# What you should do
List the lines of this listing that hold the word "hollow".

# Raw data

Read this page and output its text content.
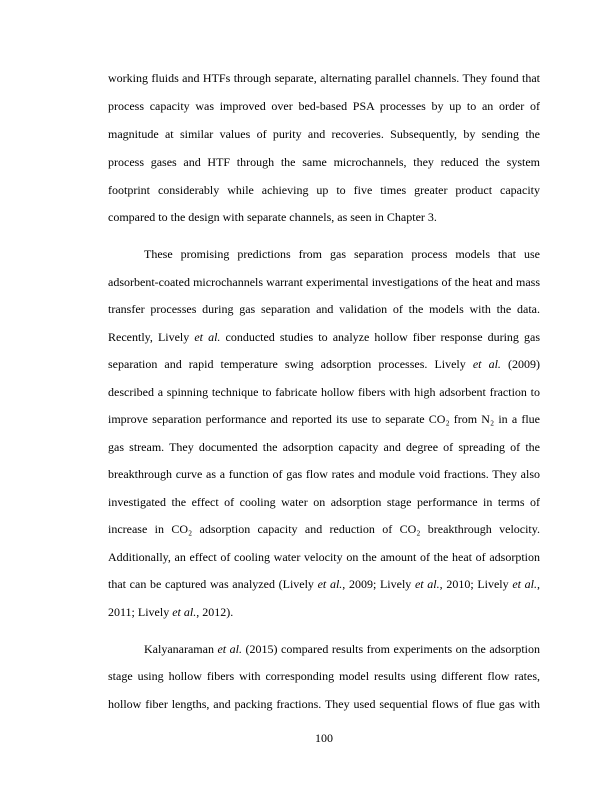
working fluids and HTFs through separate, alternating parallel channels. They found that
process capacity was improved over bed-based PSA processes by up to an order of
magnitude at similar values of purity and recoveries. Subsequently, by sending the
process gases and HTF through the same microchannels, they reduced the system
footprint considerably while achieving up to five times greater product capacity
compared to the design with separate channels, as seen in Chapter 3.
These promising predictions from gas separation process models that use
adsorbent-coated microchannels warrant experimental investigations of the heat and mass
transfer processes during gas separation and validation of the models with the data.
Recently, Lively et al. conducted studies to analyze hollow fiber response during gas
separation and rapid temperature swing adsorption processes. Lively et al. (2009)
described a spinning technique to fabricate hollow fibers with high adsorbent fraction to
improve separation performance and reported its use to separate CO₂ from N₂ in a flue
gas stream. They documented the adsorption capacity and degree of spreading of the
breakthrough curve as a function of gas flow rates and module void fractions. They also
investigated the effect of cooling water on adsorption stage performance in terms of
increase in CO₂ adsorption capacity and reduction of CO₂ breakthrough velocity.
Additionally, an effect of cooling water velocity on the amount of the heat of adsorption
that can be captured was analyzed (Lively et al., 2009; Lively et al., 2010; Lively et al.,
2011; Lively et al., 2012).
Kalyanaraman et al. (2015) compared results from experiments on the adsorption
stage using hollow fibers with corresponding model results using different flow rates,
hollow fiber lengths, and packing fractions. They used sequential flows of flue gas with
100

# Exercise solution
Recently, Lively et al. conducted studies to analyze hollow fiber response during gas
described a spinning technique to fabricate hollow fibers with high adsorbent fraction to
stage using hollow fibers with corresponding model results using different flow rates,
hollow fiber lengths, and packing fractions. They used sequential flows of flue gas with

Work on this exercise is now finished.